Saved entries:
** Start **

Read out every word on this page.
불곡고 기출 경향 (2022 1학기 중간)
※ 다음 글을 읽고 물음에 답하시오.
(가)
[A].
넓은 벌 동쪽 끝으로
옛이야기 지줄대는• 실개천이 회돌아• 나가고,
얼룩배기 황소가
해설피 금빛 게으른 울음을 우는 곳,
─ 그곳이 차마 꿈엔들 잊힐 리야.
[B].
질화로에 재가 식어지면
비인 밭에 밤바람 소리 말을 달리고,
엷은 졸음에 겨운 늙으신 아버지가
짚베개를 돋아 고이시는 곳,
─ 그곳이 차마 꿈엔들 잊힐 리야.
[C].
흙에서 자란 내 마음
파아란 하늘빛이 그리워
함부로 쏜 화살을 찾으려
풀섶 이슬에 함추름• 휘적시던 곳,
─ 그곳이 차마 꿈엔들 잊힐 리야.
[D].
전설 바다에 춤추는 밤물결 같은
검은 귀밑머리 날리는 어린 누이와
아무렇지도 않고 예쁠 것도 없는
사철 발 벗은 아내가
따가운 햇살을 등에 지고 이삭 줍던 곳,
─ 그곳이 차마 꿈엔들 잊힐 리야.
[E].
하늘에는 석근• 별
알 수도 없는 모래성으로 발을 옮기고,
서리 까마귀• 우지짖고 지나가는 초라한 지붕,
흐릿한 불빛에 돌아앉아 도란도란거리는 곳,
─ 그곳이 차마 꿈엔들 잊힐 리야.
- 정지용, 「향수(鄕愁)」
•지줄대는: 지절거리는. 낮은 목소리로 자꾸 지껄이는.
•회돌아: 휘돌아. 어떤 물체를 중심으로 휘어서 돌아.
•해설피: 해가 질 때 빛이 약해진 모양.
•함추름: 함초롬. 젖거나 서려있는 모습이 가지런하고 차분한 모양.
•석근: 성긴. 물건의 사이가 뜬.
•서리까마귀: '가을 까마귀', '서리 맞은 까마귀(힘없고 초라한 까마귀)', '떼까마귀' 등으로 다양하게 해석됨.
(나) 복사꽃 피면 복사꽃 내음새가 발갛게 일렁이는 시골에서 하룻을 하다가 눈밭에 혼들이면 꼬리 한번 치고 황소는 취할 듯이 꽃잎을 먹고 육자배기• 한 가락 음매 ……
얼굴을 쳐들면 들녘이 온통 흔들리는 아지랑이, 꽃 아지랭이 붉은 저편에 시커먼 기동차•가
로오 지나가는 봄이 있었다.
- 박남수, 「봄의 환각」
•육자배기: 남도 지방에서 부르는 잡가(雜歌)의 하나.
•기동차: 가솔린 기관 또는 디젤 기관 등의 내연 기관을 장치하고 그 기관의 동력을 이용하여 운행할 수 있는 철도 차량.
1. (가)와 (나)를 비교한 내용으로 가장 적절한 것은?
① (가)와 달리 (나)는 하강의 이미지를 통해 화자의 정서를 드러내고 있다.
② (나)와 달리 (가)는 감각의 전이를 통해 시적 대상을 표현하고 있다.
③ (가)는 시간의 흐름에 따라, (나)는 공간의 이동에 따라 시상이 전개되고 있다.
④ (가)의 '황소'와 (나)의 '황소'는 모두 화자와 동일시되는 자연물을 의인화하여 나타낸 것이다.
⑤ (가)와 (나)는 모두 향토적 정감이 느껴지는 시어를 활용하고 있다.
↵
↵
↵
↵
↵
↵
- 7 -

** End **

Objective:
Write out the records shown above, exactly as they appear.

Written response:
Read out every word on this page.
불곡고 기출 경향 (2022 1학기 중간)
※ 다음 글을 읽고 물음에 답하시오.
(가)
[A].
넓은 벌 동쪽 끝으로
옛이야기 지줄대는• 실개천이 회돌아• 나가고,
얼룩배기 황소가
해설피 금빛 게으른 울음을 우는 곳,
─ 그곳이 차마 꿈엔들 잊힐 리야.
[B].
질화로에 재가 식어지면
비인 밭에 밤바람 소리 말을 달리고,
엷은 졸음에 겨운 늙으신 아버지가
짚베개를 돋아 고이시는 곳,
─ 그곳이 차마 꿈엔들 잊힐 리야.
[C].
흙에서 자란 내 마음
파아란 하늘빛이 그리워
함부로 쏜 화살을 찾으려
풀섶 이슬에 함추름• 휘적시던 곳,
─ 그곳이 차마 꿈엔들 잊힐 리야.
[D].
전설 바다에 춤추는 밤물결 같은
검은 귀밑머리 날리는 어린 누이와
아무렇지도 않고 예쁠 것도 없는
사철 발 벗은 아내가
따가운 햇살을 등에 지고 이삭 줍던 곳,
─ 그곳이 차마 꿈엔들 잊힐 리야.
[E].
하늘에는 석근• 별
알 수도 없는 모래성으로 발을 옮기고,
서리 까마귀• 우지짖고 지나가는 초라한 지붕,
흐릿한 불빛에 돌아앉아 도란도란거리는 곳,
─ 그곳이 차마 꿈엔들 잊힐 리야.
- 정지용, 「향수(鄕愁)」
•지줄대는: 지절거리는. 낮은 목소리로 자꾸 지껄이는.
•회돌아: 휘돌아. 어떤 물체를 중심으로 휘어서 돌아.
•해설피: 해가 질 때 빛이 약해진 모양.
•함추름: 함초롬. 젖거나 서려있는 모습이 가지런하고 차분한 모양.
•석근: 성긴. 물건의 사이가 뜬.
•서리까마귀: '가을 까마귀', '서리 맞은 까마귀(힘없고 초라한 까마귀)', '떼까마귀' 등으로 다양하게 해석됨.
(나) 복사꽃 피면 복사꽃 내음새가 발갛게 일렁이는 시골에서 하룻을 하다가 눈밭에 혼들이면 꼬리 한번 치고 황소는 취할 듯이 꽃잎을 먹고 육자배기• 한 가락 음매 ……
얼굴을 쳐들면 들녘이 온통 흔들리는 아지랑이, 꽃 아지랭이 붉은 저편에 시커먼 기동차•가
로오 지나가는 봄이 있었다.
- 박남수, 「봄의 환각」
•육자배기: 남도 지방에서 부르는 잡가(雜歌)의 하나.
•기동차: 가솔린 기관 또는 디젤 기관 등의 내연 기관을 장치하고 그 기관의 동력을 이용하여 운행할 수 있는 철도 차량.
1. (가)와 (나)를 비교한 내용으로 가장 적절한 것은?
① (가)와 달리 (나)는 하강의 이미지를 통해 화자의 정서를 드러내고 있다.
② (나)와 달리 (가)는 감각의 전이를 통해 시적 대상을 표현하고 있다.
③ (가)는 시간의 흐름에 따라, (나)는 공간의 이동에 따라 시상이 전개되고 있다.
④ (가)의 '황소'와 (나)의 '황소'는 모두 화자와 동일시되는 자연물을 의인화하여 나타낸 것이다.
⑤ (가)와 (나)는 모두 향토적 정감이 느껴지는 시어를 활용하고 있다.
↵
↵
↵
↵
↵
↵
- 7 -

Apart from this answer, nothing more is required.